* _TASK PROMPT_: Write out every entry exactly as it stands.

* _RECORDS_:
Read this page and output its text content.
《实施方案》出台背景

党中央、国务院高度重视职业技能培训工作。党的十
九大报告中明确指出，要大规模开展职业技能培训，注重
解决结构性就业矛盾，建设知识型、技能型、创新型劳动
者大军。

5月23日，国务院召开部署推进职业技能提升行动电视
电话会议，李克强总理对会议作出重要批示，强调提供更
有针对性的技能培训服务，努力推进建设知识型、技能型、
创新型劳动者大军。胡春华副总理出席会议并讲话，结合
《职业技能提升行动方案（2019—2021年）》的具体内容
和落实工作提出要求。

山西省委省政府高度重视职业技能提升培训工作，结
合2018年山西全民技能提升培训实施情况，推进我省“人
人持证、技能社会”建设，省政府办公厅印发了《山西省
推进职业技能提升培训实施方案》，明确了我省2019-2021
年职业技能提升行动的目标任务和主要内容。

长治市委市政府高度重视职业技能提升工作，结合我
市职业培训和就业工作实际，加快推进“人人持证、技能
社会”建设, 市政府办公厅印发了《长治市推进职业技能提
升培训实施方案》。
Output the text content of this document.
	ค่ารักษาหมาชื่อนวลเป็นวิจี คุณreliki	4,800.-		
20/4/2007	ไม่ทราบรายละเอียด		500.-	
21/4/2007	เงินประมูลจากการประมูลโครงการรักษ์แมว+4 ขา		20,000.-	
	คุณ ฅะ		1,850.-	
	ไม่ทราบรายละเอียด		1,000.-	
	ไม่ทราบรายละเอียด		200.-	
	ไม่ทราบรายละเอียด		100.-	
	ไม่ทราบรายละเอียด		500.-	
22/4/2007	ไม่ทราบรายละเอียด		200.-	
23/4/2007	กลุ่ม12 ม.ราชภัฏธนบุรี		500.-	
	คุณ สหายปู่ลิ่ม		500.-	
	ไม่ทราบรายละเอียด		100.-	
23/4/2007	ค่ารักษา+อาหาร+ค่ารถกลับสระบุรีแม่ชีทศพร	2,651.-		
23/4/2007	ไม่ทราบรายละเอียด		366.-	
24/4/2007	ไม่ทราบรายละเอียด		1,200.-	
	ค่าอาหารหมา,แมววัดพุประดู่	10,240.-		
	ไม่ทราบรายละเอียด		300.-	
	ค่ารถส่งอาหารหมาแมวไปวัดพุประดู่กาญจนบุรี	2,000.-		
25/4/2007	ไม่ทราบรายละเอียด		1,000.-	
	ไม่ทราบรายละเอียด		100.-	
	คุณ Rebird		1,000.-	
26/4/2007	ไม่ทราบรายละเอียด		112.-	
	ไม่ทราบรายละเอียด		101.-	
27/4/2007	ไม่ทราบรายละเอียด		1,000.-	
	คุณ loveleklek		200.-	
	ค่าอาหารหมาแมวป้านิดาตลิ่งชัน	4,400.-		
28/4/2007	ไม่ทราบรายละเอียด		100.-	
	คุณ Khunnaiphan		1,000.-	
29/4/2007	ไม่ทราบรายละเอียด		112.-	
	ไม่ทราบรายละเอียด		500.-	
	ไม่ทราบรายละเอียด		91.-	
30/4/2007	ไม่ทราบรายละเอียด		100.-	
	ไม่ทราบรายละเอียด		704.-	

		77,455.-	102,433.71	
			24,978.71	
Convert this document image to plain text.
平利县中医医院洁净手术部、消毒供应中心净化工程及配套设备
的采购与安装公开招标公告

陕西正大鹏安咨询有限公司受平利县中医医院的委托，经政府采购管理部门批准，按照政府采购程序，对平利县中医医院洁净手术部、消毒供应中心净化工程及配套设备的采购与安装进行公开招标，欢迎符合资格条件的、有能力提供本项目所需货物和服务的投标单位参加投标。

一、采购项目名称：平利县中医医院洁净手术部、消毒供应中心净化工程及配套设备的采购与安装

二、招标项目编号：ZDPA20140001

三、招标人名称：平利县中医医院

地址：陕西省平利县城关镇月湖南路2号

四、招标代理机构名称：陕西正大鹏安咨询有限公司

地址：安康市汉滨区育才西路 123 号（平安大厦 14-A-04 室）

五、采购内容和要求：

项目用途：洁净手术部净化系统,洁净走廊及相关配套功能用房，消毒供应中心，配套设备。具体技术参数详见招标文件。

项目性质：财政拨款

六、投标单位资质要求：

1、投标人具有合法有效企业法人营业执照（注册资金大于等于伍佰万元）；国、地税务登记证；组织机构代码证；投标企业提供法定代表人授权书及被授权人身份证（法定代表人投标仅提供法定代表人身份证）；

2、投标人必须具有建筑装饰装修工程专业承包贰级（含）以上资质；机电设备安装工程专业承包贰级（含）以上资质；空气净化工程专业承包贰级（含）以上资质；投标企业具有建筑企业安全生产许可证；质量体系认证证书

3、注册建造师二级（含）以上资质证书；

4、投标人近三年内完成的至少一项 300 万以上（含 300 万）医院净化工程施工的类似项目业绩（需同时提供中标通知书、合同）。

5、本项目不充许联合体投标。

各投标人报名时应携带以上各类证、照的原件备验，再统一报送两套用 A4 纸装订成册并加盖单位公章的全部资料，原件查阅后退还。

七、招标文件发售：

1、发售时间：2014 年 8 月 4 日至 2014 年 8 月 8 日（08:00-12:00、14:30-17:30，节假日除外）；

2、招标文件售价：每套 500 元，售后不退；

* _SOLVED PROBLEM_:
Read this page and output its text content.
《实施方案》出台背景

党中央、国务院高度重视职业技能培训工作。党的十
九大报告中明确指出，要大规模开展职业技能培训，注重
解决结构性就业矛盾，建设知识型、技能型、创新型劳动
者大军。

5月23日，国务院召开部署推进职业技能提升行动电视
电话会议，李克强总理对会议作出重要批示，强调提供更
有针对性的技能培训服务，努力推进建设知识型、技能型、
创新型劳动者大军。胡春华副总理出席会议并讲话，结合
《职业技能提升行动方案（2019—2021年）》的具体内容
和落实工作提出要求。

山西省委省政府高度重视职业技能提升培训工作，结
合2018年山西全民技能提升培训实施情况，推进我省“人
人持证、技能社会”建设，省政府办公厅印发了《山西省
推进职业技能提升培训实施方案》，明确了我省2019-2021
年职业技能提升行动的目标任务和主要内容。

长治市委市政府高度重视职业技能提升工作，结合我
市职业培训和就业工作实际，加快推进“人人持证、技能
社会”建设, 市政府办公厅印发了《长治市推进职业技能提
升培训实施方案》。
Output the text content of this document.
	ค่ารักษาหมาชื่อนวลเป็นวิจี คุณreliki	4,800.-		
20/4/2007	ไม่ทราบรายละเอียด		500.-	
21/4/2007	เงินประมูลจากการประมูลโครงการรักษ์แมว+4 ขา		20,000.-	
	คุณ ฅะ		1,850.-	
	ไม่ทราบรายละเอียด		1,000.-	
	ไม่ทราบรายละเอียด		200.-	
	ไม่ทราบรายละเอียด		100.-	
	ไม่ทราบรายละเอียด		500.-	
22/4/2007	ไม่ทราบรายละเอียด		200.-	
23/4/2007	กลุ่ม12 ม.ราชภัฏธนบุรี		500.-	
	คุณ สหายปู่ลิ่ม		500.-	
	ไม่ทราบรายละเอียด		100.-	
23/4/2007	ค่ารักษา+อาหาร+ค่ารถกลับสระบุรีแม่ชีทศพร	2,651.-		
23/4/2007	ไม่ทราบรายละเอียด		366.-	
24/4/2007	ไม่ทราบรายละเอียด		1,200.-	
	ค่าอาหารหมา,แมววัดพุประดู่	10,240.-		
	ไม่ทราบรายละเอียด		300.-	
	ค่ารถส่งอาหารหมาแมวไปวัดพุประดู่กาญจนบุรี	2,000.-		
25/4/2007	ไม่ทราบรายละเอียด		1,000.-	
	ไม่ทราบรายละเอียด		100.-	
	คุณ Rebird		1,000.-	
26/4/2007	ไม่ทราบรายละเอียด		112.-	
	ไม่ทราบรายละเอียด		101.-	
27/4/2007	ไม่ทราบรายละเอียด		1,000.-	
	คุณ loveleklek		200.-	
	ค่าอาหารหมาแมวป้านิดาตลิ่งชัน	4,400.-		
28/4/2007	ไม่ทราบรายละเอียด		100.-	
	คุณ Khunnaiphan		1,000.-	
29/4/2007	ไม่ทราบรายละเอียด		112.-	
	ไม่ทราบรายละเอียด		500.-	
	ไม่ทราบรายละเอียด		91.-	
30/4/2007	ไม่ทราบรายละเอียด		100.-	
	ไม่ทราบรายละเอียด		704.-	

		77,455.-	102,433.71	
			24,978.71	
Convert this document image to plain text.
平利县中医医院洁净手术部、消毒供应中心净化工程及配套设备
的采购与安装公开招标公告

陕西正大鹏安咨询有限公司受平利县中医医院的委托，经政府采购管理部门批准，按照政府采购程序，对平利县中医医院洁净手术部、消毒供应中心净化工程及配套设备的采购与安装进行公开招标，欢迎符合资格条件的、有能力提供本项目所需货物和服务的投标单位参加投标。

一、采购项目名称：平利县中医医院洁净手术部、消毒供应中心净化工程及配套设备的采购与安装

二、招标项目编号：ZDPA20140001

三、招标人名称：平利县中医医院

地址：陕西省平利县城关镇月湖南路2号

四、招标代理机构名称：陕西正大鹏安咨询有限公司

地址：安康市汉滨区育才西路 123 号（平安大厦 14-A-04 室）

五、采购内容和要求：

项目用途：洁净手术部净化系统,洁净走廊及相关配套功能用房，消毒供应中心，配套设备。具体技术参数详见招标文件。

项目性质：财政拨款

六、投标单位资质要求：

1、投标人具有合法有效企业法人营业执照（注册资金大于等于伍佰万元）；国、地税务登记证；组织机构代码证；投标企业提供法定代表人授权书及被授权人身份证（法定代表人投标仅提供法定代表人身份证）；

2、投标人必须具有建筑装饰装修工程专业承包贰级（含）以上资质；机电设备安装工程专业承包贰级（含）以上资质；空气净化工程专业承包贰级（含）以上资质；投标企业具有建筑企业安全生产许可证；质量体系认证证书

3、注册建造师二级（含）以上资质证书；

4、投标人近三年内完成的至少一项 300 万以上（含 300 万）医院净化工程施工的类似项目业绩（需同时提供中标通知书、合同）。

5、本项目不充许联合体投标。

各投标人报名时应携带以上各类证、照的原件备验，再统一报送两套用 A4 纸装订成册并加盖单位公章的全部资料，原件查阅后退还。

七、招标文件发售：

1、发售时间：2014 年 8 月 4 日至 2014 年 8 月 8 日（08:00-12:00、14:30-17:30，节假日除外）；

2、招标文件售价：每套 500 元，售后不退；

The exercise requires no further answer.